_What you are asked to do_: Copy every line of the dataset items below word for word, leaving nothing out and changing nothing.

_Dataset items_:
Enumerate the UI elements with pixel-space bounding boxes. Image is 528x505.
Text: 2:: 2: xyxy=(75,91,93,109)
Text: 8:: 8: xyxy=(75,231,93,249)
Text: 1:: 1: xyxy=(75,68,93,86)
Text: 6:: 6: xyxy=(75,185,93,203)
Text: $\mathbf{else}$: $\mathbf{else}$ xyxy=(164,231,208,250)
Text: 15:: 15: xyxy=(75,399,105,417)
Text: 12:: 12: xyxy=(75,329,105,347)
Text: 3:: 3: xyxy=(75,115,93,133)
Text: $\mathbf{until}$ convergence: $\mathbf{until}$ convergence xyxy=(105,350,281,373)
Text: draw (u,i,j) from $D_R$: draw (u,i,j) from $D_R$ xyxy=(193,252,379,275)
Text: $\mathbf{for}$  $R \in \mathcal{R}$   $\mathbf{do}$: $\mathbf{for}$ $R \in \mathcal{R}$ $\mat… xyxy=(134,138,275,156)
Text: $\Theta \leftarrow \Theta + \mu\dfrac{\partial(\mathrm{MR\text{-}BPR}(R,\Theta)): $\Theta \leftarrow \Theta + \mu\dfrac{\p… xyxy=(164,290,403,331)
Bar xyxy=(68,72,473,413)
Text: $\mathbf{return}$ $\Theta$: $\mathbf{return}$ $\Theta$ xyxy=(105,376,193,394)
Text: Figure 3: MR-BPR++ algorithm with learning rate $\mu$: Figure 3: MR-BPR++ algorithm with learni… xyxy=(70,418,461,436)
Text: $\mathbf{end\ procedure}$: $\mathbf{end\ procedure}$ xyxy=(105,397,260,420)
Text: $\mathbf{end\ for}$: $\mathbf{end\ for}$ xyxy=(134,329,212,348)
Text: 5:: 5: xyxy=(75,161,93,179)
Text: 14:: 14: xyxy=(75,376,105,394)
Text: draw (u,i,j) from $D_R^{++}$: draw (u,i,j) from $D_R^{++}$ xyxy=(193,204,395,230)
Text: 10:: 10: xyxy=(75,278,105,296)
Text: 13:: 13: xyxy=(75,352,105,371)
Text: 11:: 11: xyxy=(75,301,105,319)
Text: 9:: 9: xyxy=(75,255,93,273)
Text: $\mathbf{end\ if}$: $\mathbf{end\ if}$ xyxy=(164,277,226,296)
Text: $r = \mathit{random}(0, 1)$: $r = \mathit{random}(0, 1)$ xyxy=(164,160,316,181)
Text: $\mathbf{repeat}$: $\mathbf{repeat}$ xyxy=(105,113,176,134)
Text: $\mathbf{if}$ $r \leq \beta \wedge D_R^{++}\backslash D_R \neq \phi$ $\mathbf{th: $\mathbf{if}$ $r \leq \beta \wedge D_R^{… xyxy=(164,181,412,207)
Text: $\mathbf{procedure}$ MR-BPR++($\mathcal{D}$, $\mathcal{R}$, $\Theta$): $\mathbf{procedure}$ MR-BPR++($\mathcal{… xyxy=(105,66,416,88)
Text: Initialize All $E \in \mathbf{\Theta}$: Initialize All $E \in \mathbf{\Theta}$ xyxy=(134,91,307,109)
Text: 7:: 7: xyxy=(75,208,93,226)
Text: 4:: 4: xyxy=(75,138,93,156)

_Task result_:
Enumerate the UI elements with pixel-space bounding boxes. Image is 528x505.
Text: 2:: 2: xyxy=(75,91,93,109)
Text: 8:: 8: xyxy=(75,231,93,249)
Text: 1:: 1: xyxy=(75,68,93,86)
Text: 6:: 6: xyxy=(75,185,93,203)
Text: $\mathbf{else}$: $\mathbf{else}$ xyxy=(164,231,208,250)
Text: 15:: 15: xyxy=(75,399,105,417)
Text: 12:: 12: xyxy=(75,329,105,347)
Text: 3:: 3: xyxy=(75,115,93,133)
Text: $\mathbf{until}$ convergence: $\mathbf{until}$ convergence xyxy=(105,350,281,373)
Text: draw (u,i,j) from $D_R$: draw (u,i,j) from $D_R$ xyxy=(193,252,379,275)
Text: $\mathbf{for}$  $R \in \mathcal{R}$   $\mathbf{do}$: $\mathbf{for}$ $R \in \mathcal{R}$ $\mat… xyxy=(134,138,275,156)
Text: $\Theta \leftarrow \Theta + \mu\dfrac{\partial(\mathrm{MR\text{-}BPR}(R,\Theta)): $\Theta \leftarrow \Theta + \mu\dfrac{\p… xyxy=(164,290,403,331)
Bar xyxy=(68,72,473,413)
Text: $\mathbf{return}$ $\Theta$: $\mathbf{return}$ $\Theta$ xyxy=(105,376,193,394)
Text: Figure 3: MR-BPR++ algorithm with learning rate $\mu$: Figure 3: MR-BPR++ algorithm with learni… xyxy=(70,418,461,436)
Text: $\mathbf{end\ procedure}$: $\mathbf{end\ procedure}$ xyxy=(105,397,260,420)
Text: $\mathbf{end\ for}$: $\mathbf{end\ for}$ xyxy=(134,329,212,348)
Text: 5:: 5: xyxy=(75,161,93,179)
Text: 14:: 14: xyxy=(75,376,105,394)
Text: draw (u,i,j) from $D_R^{++}$: draw (u,i,j) from $D_R^{++}$ xyxy=(193,204,395,230)
Text: 10:: 10: xyxy=(75,278,105,296)
Text: 13:: 13: xyxy=(75,352,105,371)
Text: 11:: 11: xyxy=(75,301,105,319)
Text: 9:: 9: xyxy=(75,255,93,273)
Text: $\mathbf{end\ if}$: $\mathbf{end\ if}$ xyxy=(164,277,226,296)
Text: $r = \mathit{random}(0, 1)$: $r = \mathit{random}(0, 1)$ xyxy=(164,160,316,181)
Text: $\mathbf{repeat}$: $\mathbf{repeat}$ xyxy=(105,113,176,134)
Text: $\mathbf{if}$ $r \leq \beta \wedge D_R^{++}\backslash D_R \neq \phi$ $\mathbf{th: $\mathbf{if}$ $r \leq \beta \wedge D_R^{… xyxy=(164,181,412,207)
Text: $\mathbf{procedure}$ MR-BPR++($\mathcal{D}$, $\mathcal{R}$, $\Theta$): $\mathbf{procedure}$ MR-BPR++($\mathcal{… xyxy=(105,66,416,88)
Text: Initialize All $E \in \mathbf{\Theta}$: Initialize All $E \in \mathbf{\Theta}$ xyxy=(134,91,307,109)
Text: 7:: 7: xyxy=(75,208,93,226)
Text: 4:: 4: xyxy=(75,138,93,156)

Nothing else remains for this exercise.